*WHAT THE TASK REQUIRES:* Lines containing the string "пиорасам" are to be collected in full.

*Data entries:*
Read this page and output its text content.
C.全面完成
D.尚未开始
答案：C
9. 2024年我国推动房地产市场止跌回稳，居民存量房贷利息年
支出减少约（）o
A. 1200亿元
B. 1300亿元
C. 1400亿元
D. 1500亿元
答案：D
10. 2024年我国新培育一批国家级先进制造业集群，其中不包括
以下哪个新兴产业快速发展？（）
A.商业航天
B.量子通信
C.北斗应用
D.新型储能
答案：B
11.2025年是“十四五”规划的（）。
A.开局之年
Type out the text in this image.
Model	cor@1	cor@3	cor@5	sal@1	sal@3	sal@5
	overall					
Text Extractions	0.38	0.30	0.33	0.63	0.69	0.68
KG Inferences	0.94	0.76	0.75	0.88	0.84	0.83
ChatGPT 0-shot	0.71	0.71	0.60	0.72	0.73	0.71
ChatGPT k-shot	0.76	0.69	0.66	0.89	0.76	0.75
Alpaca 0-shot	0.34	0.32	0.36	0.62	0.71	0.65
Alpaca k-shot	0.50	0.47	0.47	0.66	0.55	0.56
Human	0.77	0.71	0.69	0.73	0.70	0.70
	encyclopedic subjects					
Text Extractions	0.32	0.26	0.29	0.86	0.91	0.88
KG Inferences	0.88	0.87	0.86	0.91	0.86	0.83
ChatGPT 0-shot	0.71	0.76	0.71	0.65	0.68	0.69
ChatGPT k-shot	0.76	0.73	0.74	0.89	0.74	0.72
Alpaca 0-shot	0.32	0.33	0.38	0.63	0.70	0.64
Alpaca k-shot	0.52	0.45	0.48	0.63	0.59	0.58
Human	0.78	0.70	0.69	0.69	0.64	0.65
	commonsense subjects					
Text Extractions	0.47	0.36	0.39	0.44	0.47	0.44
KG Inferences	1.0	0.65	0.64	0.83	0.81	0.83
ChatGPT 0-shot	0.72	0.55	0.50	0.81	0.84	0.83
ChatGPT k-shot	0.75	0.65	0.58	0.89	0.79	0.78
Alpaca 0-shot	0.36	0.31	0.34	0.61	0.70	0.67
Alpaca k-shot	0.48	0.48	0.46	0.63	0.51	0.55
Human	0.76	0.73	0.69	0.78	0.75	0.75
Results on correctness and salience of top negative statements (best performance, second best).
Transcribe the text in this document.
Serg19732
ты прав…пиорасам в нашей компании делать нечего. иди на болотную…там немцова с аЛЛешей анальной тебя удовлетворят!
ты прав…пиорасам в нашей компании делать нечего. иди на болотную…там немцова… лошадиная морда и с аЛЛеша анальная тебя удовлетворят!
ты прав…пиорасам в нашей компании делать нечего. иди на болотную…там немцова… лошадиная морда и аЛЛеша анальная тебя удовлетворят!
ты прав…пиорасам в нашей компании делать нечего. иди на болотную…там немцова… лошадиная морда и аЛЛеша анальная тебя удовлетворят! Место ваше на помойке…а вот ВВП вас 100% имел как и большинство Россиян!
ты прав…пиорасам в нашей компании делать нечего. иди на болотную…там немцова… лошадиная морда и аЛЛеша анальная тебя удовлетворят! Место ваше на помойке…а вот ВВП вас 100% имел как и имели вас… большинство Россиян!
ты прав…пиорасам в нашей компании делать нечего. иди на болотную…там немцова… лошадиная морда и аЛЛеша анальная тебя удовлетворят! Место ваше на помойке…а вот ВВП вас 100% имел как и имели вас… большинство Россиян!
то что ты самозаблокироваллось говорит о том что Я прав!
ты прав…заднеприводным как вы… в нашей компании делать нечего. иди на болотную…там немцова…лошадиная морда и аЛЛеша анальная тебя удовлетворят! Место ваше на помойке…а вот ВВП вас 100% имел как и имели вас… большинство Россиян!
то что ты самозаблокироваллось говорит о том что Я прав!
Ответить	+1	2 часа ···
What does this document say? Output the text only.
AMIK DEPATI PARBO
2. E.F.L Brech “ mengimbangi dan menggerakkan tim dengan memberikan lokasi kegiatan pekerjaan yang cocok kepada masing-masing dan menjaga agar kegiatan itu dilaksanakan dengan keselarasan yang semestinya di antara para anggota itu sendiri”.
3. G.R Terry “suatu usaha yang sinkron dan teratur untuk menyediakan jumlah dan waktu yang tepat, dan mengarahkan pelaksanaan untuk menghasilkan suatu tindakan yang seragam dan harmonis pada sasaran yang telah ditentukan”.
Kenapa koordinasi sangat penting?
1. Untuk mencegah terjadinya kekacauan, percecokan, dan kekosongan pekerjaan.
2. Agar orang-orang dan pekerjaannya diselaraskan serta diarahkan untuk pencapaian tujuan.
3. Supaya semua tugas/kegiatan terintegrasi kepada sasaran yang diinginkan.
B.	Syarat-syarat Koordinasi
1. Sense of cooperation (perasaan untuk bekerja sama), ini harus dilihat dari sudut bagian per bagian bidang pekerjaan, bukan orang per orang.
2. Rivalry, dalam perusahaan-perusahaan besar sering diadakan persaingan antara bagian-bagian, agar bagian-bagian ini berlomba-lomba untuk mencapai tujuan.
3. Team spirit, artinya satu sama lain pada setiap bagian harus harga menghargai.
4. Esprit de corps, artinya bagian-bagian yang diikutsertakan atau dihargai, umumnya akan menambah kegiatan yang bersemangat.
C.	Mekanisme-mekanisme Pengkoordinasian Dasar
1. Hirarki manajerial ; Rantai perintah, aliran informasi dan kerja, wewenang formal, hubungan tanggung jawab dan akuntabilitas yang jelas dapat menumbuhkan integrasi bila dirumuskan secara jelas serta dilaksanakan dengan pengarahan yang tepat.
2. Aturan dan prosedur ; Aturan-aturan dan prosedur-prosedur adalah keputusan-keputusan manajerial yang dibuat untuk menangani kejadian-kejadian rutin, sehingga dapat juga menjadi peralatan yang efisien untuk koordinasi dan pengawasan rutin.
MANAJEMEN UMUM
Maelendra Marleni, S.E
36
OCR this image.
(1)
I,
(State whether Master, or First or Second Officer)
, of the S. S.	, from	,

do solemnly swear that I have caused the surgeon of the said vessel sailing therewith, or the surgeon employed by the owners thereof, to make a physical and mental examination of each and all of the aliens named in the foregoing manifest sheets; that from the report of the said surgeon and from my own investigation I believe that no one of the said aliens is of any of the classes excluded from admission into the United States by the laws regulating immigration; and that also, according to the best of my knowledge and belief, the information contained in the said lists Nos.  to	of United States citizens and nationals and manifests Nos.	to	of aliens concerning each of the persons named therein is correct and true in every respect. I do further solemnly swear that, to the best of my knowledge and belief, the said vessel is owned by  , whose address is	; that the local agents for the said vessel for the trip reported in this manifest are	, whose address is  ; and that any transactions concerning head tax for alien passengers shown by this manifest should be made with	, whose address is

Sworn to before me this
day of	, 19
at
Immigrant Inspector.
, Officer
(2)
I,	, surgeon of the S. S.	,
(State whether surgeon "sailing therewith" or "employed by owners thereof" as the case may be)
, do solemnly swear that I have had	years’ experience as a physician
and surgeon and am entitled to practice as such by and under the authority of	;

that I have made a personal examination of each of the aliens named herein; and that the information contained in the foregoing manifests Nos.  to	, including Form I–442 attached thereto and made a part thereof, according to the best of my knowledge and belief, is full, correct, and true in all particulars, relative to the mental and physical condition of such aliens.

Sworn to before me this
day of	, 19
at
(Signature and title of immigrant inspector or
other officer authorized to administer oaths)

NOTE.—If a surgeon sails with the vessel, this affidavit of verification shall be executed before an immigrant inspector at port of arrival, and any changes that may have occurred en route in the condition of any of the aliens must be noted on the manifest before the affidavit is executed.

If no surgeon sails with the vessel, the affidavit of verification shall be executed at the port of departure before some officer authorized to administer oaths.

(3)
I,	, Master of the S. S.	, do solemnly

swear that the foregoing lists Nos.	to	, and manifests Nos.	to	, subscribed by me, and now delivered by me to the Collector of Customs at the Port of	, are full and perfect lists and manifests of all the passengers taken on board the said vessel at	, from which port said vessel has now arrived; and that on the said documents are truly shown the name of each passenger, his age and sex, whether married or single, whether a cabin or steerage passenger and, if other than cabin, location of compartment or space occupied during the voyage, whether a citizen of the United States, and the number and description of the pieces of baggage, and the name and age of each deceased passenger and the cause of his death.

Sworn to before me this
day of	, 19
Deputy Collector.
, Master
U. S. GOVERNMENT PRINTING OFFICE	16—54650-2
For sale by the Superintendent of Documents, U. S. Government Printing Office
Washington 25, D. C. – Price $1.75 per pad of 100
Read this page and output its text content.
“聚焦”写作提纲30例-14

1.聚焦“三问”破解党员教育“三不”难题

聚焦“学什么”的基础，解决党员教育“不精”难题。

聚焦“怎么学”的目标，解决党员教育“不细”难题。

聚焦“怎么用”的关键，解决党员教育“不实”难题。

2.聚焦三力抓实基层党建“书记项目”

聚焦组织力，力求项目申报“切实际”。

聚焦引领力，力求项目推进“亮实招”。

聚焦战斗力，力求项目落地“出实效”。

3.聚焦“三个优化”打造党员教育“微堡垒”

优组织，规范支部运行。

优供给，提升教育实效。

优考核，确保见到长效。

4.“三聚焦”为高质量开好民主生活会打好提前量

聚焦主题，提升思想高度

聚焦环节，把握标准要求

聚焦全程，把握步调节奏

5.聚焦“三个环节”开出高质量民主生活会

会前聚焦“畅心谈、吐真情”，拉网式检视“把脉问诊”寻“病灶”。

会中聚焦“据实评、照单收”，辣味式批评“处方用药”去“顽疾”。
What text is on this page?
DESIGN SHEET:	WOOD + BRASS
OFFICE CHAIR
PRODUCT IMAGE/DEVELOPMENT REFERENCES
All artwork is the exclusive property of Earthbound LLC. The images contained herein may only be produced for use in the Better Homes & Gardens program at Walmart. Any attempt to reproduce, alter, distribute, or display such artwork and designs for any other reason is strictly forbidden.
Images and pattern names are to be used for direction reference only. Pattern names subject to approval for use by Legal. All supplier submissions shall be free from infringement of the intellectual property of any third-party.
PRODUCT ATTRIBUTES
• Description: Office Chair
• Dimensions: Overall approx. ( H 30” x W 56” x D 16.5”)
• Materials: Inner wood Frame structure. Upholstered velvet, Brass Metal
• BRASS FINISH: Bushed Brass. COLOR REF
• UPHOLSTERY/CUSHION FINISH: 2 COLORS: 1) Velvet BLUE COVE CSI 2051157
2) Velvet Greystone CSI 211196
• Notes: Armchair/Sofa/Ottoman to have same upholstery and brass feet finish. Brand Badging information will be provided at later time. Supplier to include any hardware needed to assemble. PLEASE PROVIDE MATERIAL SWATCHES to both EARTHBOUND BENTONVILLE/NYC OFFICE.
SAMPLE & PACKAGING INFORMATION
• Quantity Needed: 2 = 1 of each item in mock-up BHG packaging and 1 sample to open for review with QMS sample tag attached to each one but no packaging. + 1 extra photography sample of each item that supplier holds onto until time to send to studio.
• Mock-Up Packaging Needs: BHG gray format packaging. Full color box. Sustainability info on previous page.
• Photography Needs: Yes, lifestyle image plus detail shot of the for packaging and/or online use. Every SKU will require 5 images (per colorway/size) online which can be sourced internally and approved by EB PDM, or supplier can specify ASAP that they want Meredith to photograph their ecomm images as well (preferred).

*FINISHED TASK:*
ты прав…пиорасам в нашей компании делать нечего. иди на болотную…там немцова с аЛЛешей анальной тебя удовлетворят!
ты прав…пиорасам в нашей компании делать нечего. иди на болотную…там немцова… лошадиная морда и с аЛЛеша анальная тебя удовлетворят!
ты прав…пиорасам в нашей компании делать нечего. иди на болотную…там немцова… лошадиная морда и аЛЛеша анальная тебя удовлетворят!
ты прав…пиорасам в нашей компании делать нечего. иди на болотную…там немцова… лошадиная морда и аЛЛеша анальная тебя удовлетворят! Место ваше на помойке…а вот ВВП вас 100% имел как и большинство Россиян!
ты прав…пиорасам в нашей компании делать нечего. иди на болотную…там немцова… лошадиная морда и аЛЛеша анальная тебя удовлетворят! Место ваше на помойке…а вот ВВП вас 100% имел как и имели вас… большинство Россиян!
ты прав…пиорасам в нашей компании делать нечего. иди на болотную…там немцова… лошадиная морда и аЛЛеша анальная тебя удовлетворят! Место ваше на помойке…а вот ВВП вас 100% имел как и имели вас… большинство Россиян!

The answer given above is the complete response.